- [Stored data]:
----

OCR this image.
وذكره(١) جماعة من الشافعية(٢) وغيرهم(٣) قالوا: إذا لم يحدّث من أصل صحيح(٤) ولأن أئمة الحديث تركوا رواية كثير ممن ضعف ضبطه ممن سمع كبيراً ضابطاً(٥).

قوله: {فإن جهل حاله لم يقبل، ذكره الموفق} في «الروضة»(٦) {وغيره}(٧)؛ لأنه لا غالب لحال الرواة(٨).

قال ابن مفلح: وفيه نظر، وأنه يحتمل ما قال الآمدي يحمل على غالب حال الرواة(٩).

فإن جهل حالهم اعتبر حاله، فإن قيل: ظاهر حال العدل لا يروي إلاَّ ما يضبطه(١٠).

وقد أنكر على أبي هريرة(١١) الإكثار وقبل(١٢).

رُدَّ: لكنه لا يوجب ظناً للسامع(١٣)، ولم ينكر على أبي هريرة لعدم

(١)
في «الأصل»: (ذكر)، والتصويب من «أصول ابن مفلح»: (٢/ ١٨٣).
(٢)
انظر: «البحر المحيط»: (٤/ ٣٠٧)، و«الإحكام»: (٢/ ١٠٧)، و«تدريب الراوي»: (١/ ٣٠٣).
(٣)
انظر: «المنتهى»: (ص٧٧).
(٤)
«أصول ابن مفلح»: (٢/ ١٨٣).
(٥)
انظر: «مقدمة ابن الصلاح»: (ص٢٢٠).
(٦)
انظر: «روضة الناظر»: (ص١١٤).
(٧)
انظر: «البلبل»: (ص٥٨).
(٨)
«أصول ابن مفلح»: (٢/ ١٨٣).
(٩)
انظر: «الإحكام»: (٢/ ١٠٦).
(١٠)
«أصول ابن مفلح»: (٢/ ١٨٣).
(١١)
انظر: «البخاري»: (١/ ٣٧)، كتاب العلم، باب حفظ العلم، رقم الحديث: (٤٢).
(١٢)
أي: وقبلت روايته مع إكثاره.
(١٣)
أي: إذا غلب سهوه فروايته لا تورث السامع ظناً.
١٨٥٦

----

- [What is needed]:
Point out every line holding the string "الرواة" and copy it.

- [The reply]:
قوله: {فإن جهل حاله لم يقبل، ذكره الموفق} في «الروضة»(٦) {وغيره}(٧)؛ لأنه لا غالب لحال الرواة(٨).
قال ابن مفلح: وفيه نظر، وأنه يحتمل ما قال الآمدي يحمل على غالب حال الرواة(٩).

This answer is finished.